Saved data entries
* BEGIN *

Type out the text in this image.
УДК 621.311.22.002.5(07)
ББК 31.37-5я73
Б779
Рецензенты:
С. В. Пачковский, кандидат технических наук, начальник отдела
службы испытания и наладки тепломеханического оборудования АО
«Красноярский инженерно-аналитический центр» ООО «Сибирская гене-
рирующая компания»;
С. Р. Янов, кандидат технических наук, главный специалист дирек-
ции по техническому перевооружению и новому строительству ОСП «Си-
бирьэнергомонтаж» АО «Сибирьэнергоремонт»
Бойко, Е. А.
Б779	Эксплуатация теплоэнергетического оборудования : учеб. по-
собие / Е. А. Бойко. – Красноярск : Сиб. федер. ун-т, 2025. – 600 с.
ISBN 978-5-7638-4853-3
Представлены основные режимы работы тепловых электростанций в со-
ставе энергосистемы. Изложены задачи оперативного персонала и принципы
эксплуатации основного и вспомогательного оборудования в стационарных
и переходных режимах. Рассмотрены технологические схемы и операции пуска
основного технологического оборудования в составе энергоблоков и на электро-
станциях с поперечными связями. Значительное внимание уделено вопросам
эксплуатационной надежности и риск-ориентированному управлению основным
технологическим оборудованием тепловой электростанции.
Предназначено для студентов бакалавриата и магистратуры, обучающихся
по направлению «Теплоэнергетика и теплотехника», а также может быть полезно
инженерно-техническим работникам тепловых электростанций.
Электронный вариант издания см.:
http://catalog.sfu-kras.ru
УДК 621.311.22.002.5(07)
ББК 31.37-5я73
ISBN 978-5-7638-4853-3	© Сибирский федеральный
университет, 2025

* END *

Goal of the exercise:
Identify the lines in the records above that contain the word "тепловых", then state how many there are and nothing more.

Complete response:
2